— start —

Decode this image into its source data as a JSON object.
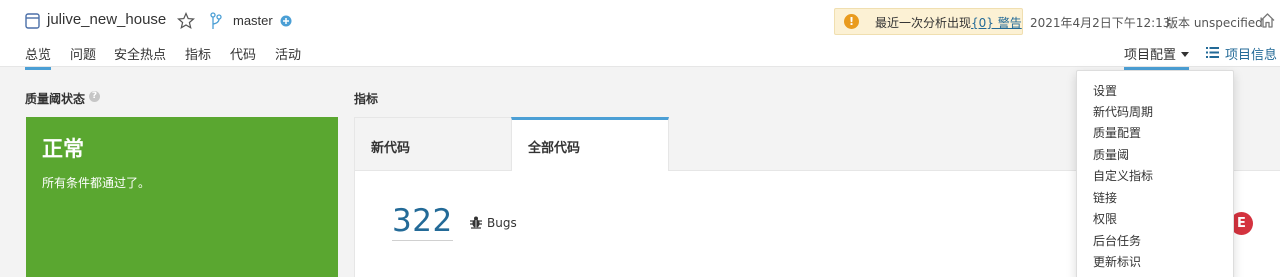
{
  "header": {
    "project_icon": "project-icon",
    "project_name": "julive_new_house",
    "star_icon": "star-icon",
    "branch_icon": "branch-icon",
    "branch_name": "master",
    "branch_add_icon": "plus-circle-icon",
    "warning": {
      "icon": "exclamation-icon",
      "text": "最近一次分析出现",
      "link_text": "{0} 警告"
    },
    "analysis_date": "2021年4月2日下午12:13",
    "version": "版本 unspecified",
    "home_icon": "home-icon"
  },
  "nav": {
    "items": [
      {
        "label": "总览",
        "active": true
      },
      {
        "label": "问题",
        "active": false
      },
      {
        "label": "安全热点",
        "active": false
      },
      {
        "label": "指标",
        "active": false
      },
      {
        "label": "代码",
        "active": false
      },
      {
        "label": "活动",
        "active": false
      }
    ],
    "project_config": "项目配置",
    "project_info": "项目信息"
  },
  "quality_gate": {
    "title": "质量阈状态",
    "status": "正常",
    "description": "所有条件都通过了。",
    "color": "#5aa730"
  },
  "metrics": {
    "title": "指标",
    "tabs": [
      {
        "label": "新代码",
        "active": false
      },
      {
        "label": "全部代码",
        "active": true
      }
    ],
    "bugs_value": "322",
    "bugs_label": "Bugs",
    "rating": "E",
    "rating_color": "#d4333f"
  },
  "dropdown": {
    "items": [
      "设置",
      "新代码周期",
      "质量配置",
      "质量阈",
      "自定义指标",
      "链接",
      "权限",
      "后台任务",
      "更新标识"
    ]
  },
  "colors": {
    "accent": "#4b9fd5",
    "link": "#236a97",
    "warning_bg": "#fcf1d4"
  }
}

— end —

### What is required
The material above must be printed exactly, with its pictures left out.

### The reply
Decode this image into its source data as a JSON object.
{
  "header": {
    "project_icon": "project-icon",
    "project_name": "julive_new_house",
    "star_icon": "star-icon",
    "branch_icon": "branch-icon",
    "branch_name": "master",
    "branch_add_icon": "plus-circle-icon",
    "warning": {
      "icon": "exclamation-icon",
      "text": "最近一次分析出现",
      "link_text": "{0} 警告"
    },
    "analysis_date": "2021年4月2日下午12:13",
    "version": "版本 unspecified",
    "home_icon": "home-icon"
  },
  "nav": {
    "items": [
      {
        "label": "总览",
        "active": true
      },
      {
        "label": "问题",
        "active": false
      },
      {
        "label": "安全热点",
        "active": false
      },
      {
        "label": "指标",
        "active": false
      },
      {
        "label": "代码",
        "active": false
      },
      {
        "label": "活动",
        "active": false
      }
    ],
    "project_config": "项目配置",
    "project_info": "项目信息"
  },
  "quality_gate": {
    "title": "质量阈状态",
    "status": "正常",
    "description": "所有条件都通过了。",
    "color": "#5aa730"
  },
  "metrics": {
    "title": "指标",
    "tabs": [
      {
        "label": "新代码",
        "active": false
      },
      {
        "label": "全部代码",
        "active": true
      }
    ],
    "bugs_value": "322",
    "bugs_label": "Bugs",
    "rating": "E",
    "rating_color": "#d4333f"
  },
  "dropdown": {
    "items": [
      "设置",
      "新代码周期",
      "质量配置",
      "质量阈",
      "自定义指标",
      "链接",
      "权限",
      "后台任务",
      "更新标识"
    ]
  },
  "colors": {
    "accent": "#4b9fd5",
    "link": "#236a97",
    "warning_bg": "#fcf1d4"
  }
}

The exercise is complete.